----- Supplied records
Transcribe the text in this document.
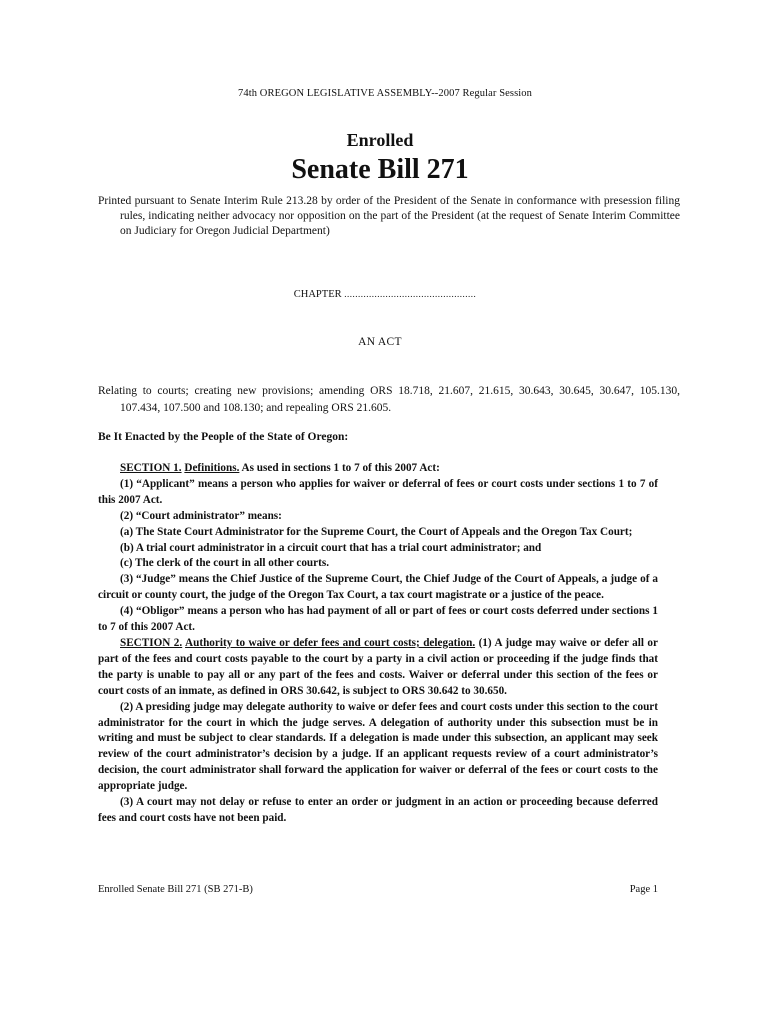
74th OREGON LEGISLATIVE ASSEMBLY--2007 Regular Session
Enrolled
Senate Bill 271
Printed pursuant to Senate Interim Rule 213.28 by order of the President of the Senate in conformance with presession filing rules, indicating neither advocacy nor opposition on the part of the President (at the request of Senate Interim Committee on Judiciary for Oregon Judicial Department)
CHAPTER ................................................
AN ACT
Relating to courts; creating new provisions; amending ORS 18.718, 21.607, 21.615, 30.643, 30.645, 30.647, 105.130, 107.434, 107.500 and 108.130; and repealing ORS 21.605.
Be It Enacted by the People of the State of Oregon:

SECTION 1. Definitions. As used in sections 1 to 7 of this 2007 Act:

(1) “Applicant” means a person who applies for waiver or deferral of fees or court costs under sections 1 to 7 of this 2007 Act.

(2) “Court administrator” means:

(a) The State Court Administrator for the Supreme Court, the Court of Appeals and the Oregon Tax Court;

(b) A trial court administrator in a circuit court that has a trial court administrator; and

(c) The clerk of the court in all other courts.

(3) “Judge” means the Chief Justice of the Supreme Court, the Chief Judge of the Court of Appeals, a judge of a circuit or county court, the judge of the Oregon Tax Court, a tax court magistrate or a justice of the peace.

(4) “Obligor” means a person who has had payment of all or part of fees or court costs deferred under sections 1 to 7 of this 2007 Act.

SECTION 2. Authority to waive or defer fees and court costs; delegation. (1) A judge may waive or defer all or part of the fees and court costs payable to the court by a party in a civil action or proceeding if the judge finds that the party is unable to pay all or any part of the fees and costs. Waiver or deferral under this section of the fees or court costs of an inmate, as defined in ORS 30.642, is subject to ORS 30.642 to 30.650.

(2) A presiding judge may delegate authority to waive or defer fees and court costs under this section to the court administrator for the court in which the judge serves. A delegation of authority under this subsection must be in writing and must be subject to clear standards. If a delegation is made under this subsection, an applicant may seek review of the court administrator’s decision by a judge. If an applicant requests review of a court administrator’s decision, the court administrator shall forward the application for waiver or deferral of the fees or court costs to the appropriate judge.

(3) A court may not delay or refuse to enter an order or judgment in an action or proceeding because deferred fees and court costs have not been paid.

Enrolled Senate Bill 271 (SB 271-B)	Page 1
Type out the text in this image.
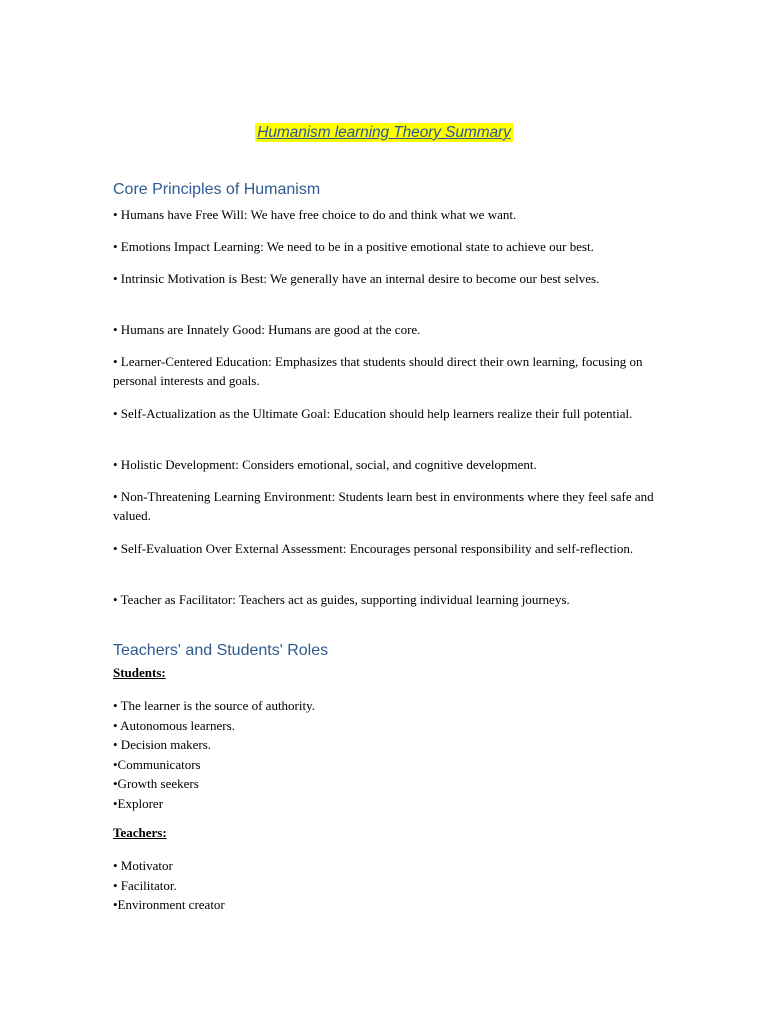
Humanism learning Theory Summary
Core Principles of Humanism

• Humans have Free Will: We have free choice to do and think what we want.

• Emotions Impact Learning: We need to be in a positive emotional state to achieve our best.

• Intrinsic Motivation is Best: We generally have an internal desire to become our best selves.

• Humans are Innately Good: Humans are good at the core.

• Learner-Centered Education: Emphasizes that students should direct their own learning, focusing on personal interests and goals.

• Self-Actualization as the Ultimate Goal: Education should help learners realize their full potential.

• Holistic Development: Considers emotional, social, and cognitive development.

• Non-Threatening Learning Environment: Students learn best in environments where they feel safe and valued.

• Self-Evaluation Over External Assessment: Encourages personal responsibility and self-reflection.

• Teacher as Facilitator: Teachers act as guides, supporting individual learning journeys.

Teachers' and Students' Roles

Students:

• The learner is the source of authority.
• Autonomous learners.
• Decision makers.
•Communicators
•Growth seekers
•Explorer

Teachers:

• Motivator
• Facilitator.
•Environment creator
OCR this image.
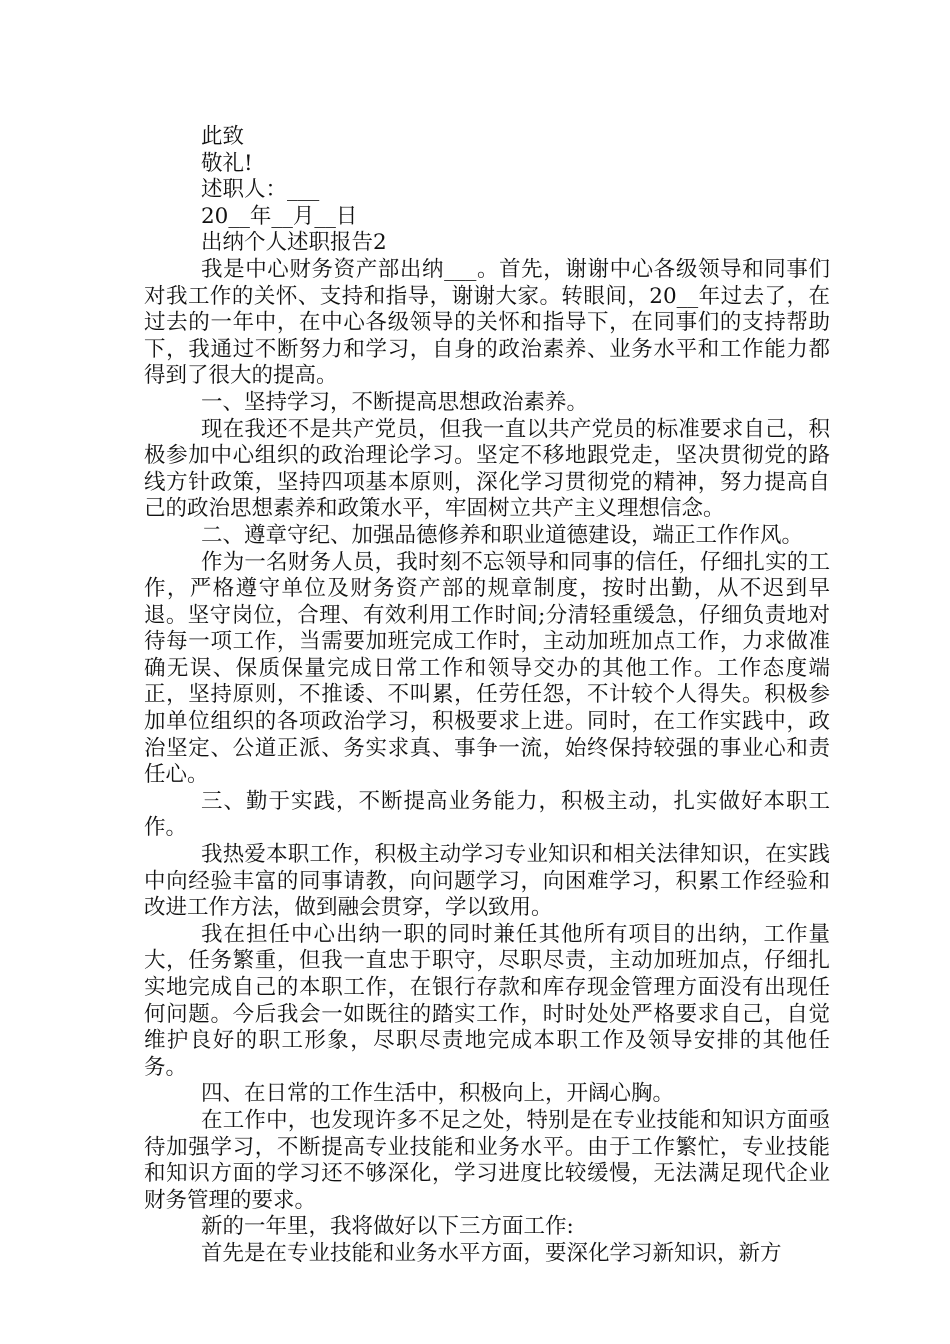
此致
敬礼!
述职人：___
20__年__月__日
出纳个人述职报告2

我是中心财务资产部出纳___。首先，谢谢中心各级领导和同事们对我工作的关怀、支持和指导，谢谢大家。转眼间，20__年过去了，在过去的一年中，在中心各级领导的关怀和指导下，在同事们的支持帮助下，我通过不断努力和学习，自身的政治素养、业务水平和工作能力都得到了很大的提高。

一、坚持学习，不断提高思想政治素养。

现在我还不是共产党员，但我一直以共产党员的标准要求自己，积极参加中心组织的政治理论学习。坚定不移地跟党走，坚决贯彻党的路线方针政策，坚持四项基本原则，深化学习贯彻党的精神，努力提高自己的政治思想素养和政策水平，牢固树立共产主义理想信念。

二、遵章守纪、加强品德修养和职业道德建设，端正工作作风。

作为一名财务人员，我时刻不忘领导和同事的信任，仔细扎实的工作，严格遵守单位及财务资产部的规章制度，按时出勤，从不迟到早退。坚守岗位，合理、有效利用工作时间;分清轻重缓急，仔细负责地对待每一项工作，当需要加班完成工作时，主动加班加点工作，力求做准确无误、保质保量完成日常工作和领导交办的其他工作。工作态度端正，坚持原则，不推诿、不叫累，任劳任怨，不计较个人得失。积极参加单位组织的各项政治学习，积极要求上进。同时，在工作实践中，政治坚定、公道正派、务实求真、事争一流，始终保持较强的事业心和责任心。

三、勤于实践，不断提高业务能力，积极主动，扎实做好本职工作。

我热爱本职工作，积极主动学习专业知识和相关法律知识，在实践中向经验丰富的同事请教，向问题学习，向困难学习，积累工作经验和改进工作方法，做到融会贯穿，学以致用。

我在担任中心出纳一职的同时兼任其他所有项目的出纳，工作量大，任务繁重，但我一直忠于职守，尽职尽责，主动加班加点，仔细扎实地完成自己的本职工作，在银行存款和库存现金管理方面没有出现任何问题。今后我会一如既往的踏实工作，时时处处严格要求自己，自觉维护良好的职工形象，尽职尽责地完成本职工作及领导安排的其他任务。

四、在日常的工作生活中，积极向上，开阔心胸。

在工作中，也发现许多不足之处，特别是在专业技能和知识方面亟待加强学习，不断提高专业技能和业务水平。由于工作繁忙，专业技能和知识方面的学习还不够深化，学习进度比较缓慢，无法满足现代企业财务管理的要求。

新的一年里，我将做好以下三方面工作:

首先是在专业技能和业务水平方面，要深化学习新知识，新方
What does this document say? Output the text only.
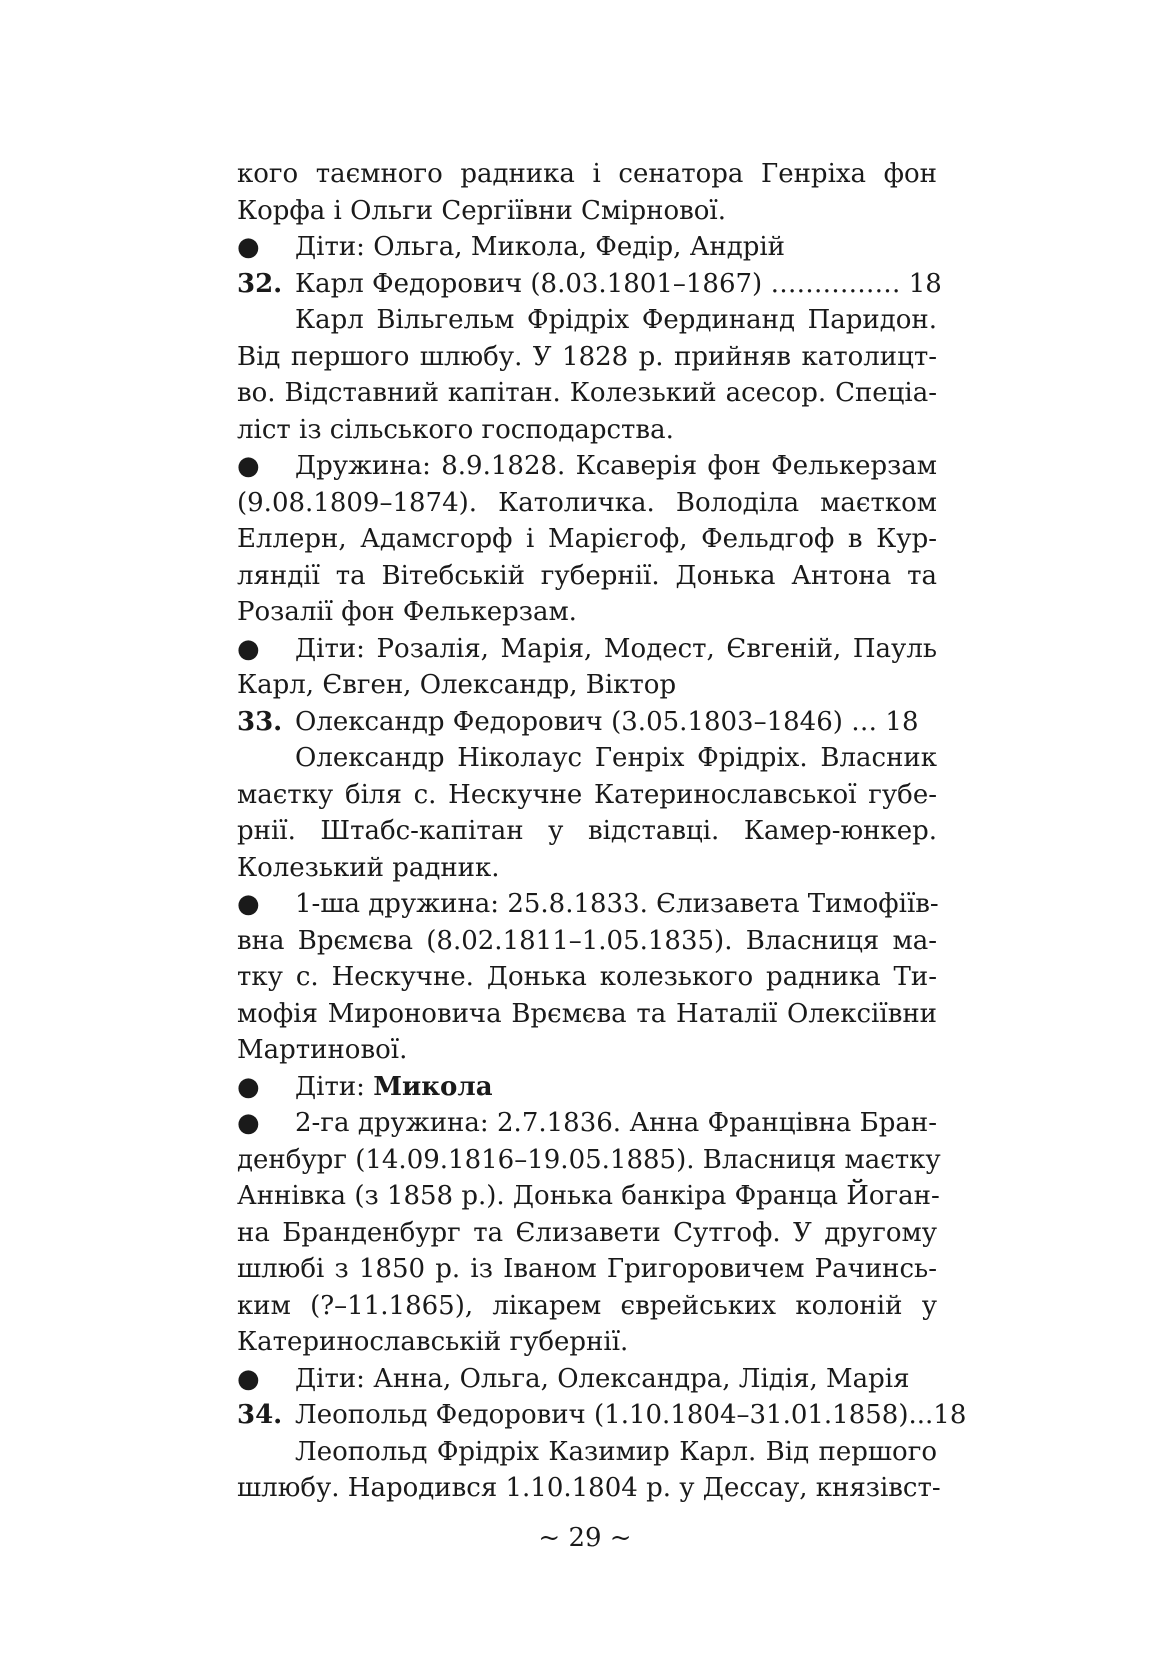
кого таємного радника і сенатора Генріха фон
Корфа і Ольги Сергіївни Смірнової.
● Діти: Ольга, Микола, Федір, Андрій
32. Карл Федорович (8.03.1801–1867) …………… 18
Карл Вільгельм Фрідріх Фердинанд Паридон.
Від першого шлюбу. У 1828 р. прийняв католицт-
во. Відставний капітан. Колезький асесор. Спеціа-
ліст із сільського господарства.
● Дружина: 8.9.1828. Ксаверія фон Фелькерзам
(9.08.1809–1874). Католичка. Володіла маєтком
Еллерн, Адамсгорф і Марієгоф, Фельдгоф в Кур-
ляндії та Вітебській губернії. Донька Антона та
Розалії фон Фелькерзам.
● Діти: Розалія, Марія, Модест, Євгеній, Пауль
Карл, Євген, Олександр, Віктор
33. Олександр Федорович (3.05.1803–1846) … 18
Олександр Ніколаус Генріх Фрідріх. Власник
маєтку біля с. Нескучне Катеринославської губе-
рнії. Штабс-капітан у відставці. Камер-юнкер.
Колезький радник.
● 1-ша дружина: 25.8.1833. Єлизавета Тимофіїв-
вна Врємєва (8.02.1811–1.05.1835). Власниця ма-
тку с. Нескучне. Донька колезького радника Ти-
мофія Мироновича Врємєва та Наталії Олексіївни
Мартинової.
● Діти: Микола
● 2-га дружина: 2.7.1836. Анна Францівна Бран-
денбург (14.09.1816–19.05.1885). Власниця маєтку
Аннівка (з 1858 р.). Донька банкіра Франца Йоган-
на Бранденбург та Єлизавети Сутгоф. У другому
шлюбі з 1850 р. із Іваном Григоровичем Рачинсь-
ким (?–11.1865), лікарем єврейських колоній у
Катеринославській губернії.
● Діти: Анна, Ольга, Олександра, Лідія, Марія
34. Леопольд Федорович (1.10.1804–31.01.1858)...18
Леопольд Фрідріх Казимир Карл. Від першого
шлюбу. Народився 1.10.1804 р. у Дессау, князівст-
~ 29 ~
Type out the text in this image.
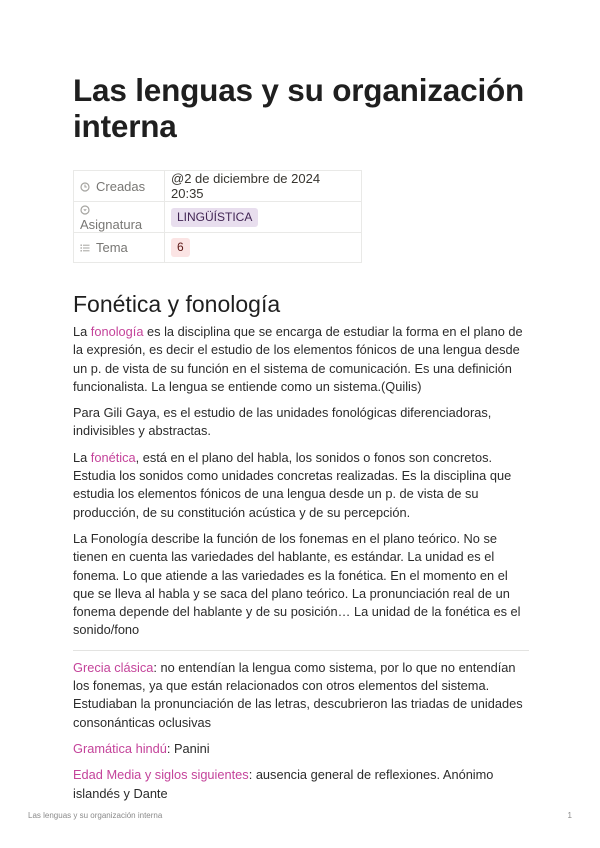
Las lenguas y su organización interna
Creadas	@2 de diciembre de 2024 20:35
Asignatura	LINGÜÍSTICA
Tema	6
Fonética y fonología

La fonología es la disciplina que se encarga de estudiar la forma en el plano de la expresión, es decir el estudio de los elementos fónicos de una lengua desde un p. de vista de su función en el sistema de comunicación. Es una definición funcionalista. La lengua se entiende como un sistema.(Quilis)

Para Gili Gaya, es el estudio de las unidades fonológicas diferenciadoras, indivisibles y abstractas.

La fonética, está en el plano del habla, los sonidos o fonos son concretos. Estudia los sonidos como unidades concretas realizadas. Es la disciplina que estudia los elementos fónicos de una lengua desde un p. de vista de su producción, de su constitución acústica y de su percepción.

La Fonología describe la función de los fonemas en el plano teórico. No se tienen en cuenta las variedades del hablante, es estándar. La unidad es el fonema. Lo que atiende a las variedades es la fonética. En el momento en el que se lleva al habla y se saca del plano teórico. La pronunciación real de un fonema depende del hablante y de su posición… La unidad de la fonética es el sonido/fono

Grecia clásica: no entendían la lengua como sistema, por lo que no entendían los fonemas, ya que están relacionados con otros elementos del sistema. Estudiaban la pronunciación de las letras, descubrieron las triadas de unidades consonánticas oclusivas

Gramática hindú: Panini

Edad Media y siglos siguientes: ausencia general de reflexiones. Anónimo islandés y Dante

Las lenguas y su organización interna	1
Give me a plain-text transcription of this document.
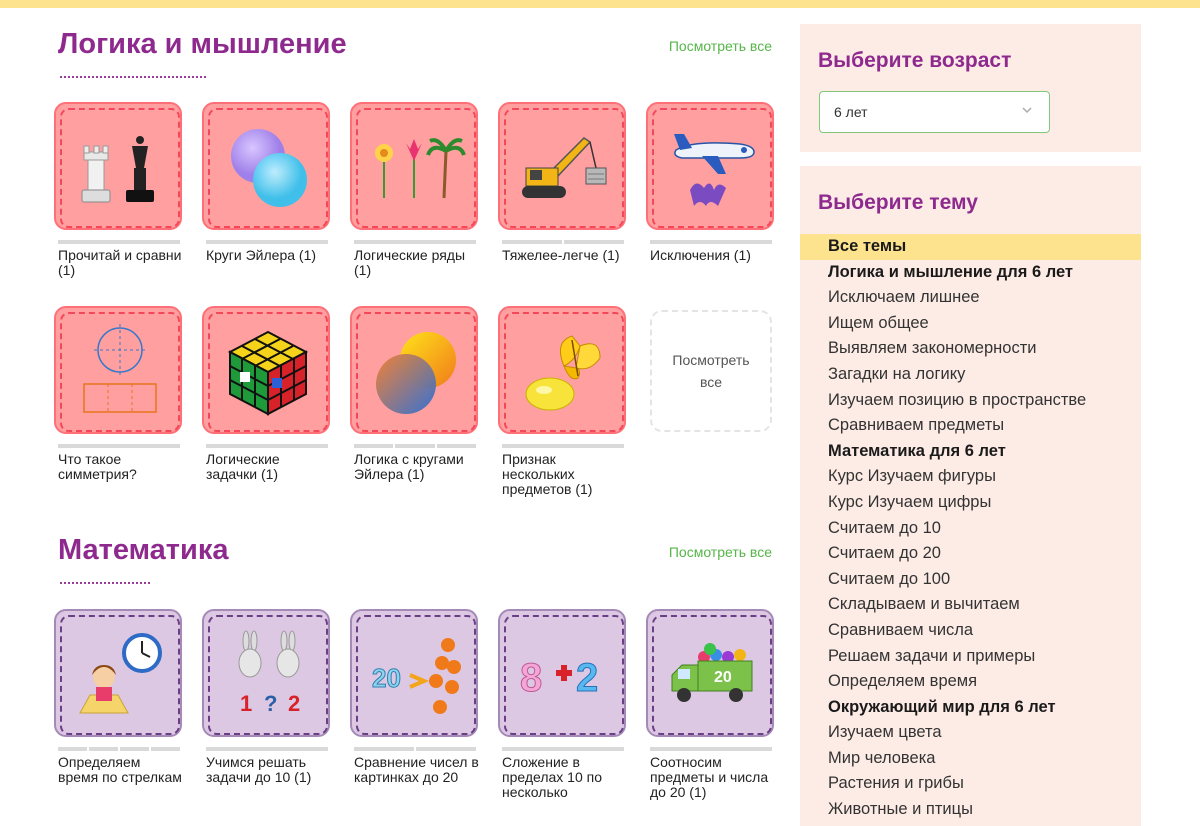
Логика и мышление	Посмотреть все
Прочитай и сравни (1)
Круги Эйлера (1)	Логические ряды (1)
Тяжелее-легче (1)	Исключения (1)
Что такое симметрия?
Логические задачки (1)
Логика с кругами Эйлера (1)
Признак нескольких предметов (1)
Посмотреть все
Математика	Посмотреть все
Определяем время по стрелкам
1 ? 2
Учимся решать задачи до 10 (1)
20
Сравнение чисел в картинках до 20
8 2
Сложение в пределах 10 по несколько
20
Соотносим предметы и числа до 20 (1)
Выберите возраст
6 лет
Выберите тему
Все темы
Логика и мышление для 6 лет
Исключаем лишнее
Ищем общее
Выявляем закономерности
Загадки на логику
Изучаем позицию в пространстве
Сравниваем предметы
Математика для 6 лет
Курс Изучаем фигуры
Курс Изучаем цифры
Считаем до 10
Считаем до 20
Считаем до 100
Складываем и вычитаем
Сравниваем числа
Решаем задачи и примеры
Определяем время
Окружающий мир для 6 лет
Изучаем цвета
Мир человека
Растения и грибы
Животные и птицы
----------
→ **Set exercise**:
Of the lines in this listing, report how many contain the string "Марія", and give the number only.

→ **Result**:
2